Goal -> Make an exact copy of the records, dropping all pictures.

Extracted records ->
-*-
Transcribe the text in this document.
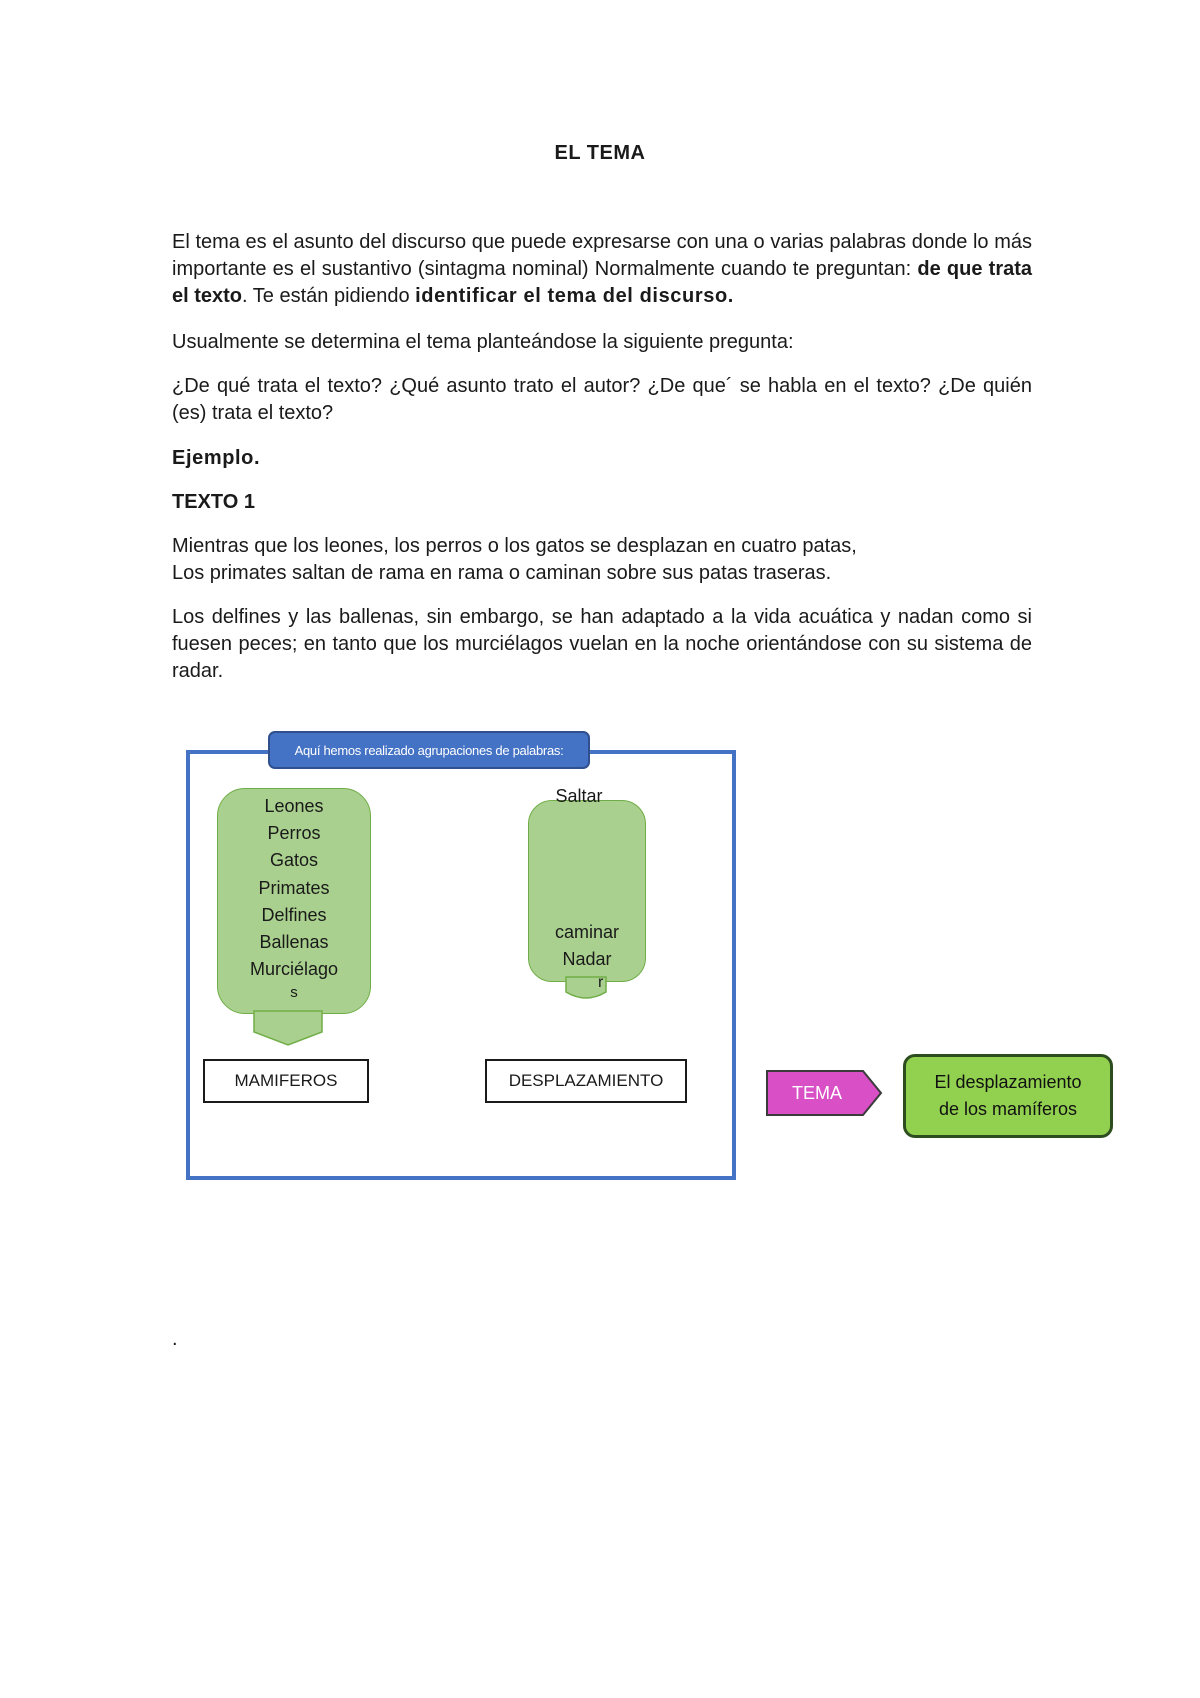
EL TEMA

El tema es el asunto del discurso que puede expresarse con una o varias palabras donde lo más importante es el sustantivo (sintagma nominal) Normalmente cuando te preguntan: de que trata el texto. Te están pidiendo identificar el tema del discurso.

Usualmente se determina el tema planteándose la siguiente pregunta:

¿De qué trata el texto? ¿Qué asunto trato el autor? ¿De que´ se habla en el texto? ¿De quién (es) trata el texto?

Ejemplo.

TEXTO 1

Mientras que los leones, los perros o los gatos se desplazan en cuatro patas,
Los primates saltan de rama en rama o caminan sobre sus patas traseras.

Los delfines y las ballenas, sin embargo, se han adaptado a la vida acuática y nadan como si fuesen peces; en tanto que los murciélagos vuelan en la noche orientándose con su sistema de radar.

Aquí hemos realizado agrupaciones de palabras:
Leones
Perros
Gatos
Primates
Delfines
Ballenas
Murciélago
s
Saltar
caminar
Nadar
r
MAMIFEROS	DESPLAZAMIENTO
TEMA
El desplazamiento
de los mamíferos
.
-*-
Solution to the problem ->
Transcribe the text in this document.
EL TEMA

El tema es el asunto del discurso que puede expresarse con una o varias palabras donde lo más importante es el sustantivo (sintagma nominal) Normalmente cuando te preguntan: de que trata el texto. Te están pidiendo identificar el tema del discurso.

Usualmente se determina el tema planteándose la siguiente pregunta:

¿De qué trata el texto? ¿Qué asunto trato el autor? ¿De que´ se habla en el texto? ¿De quién (es) trata el texto?

Ejemplo.

TEXTO 1

Mientras que los leones, los perros o los gatos se desplazan en cuatro patas,
Los primates saltan de rama en rama o caminan sobre sus patas traseras.

Los delfines y las ballenas, sin embargo, se han adaptado a la vida acuática y nadan como si fuesen peces; en tanto que los murciélagos vuelan en la noche orientándose con su sistema de radar.

Aquí hemos realizado agrupaciones de palabras:
Leones
Perros
Gatos
Primates
Delfines
Ballenas
Murciélago
s
Saltar
caminar
Nadar
r
MAMIFEROS	DESPLAZAMIENTO
TEMA
El desplazamiento
de los mamíferos
.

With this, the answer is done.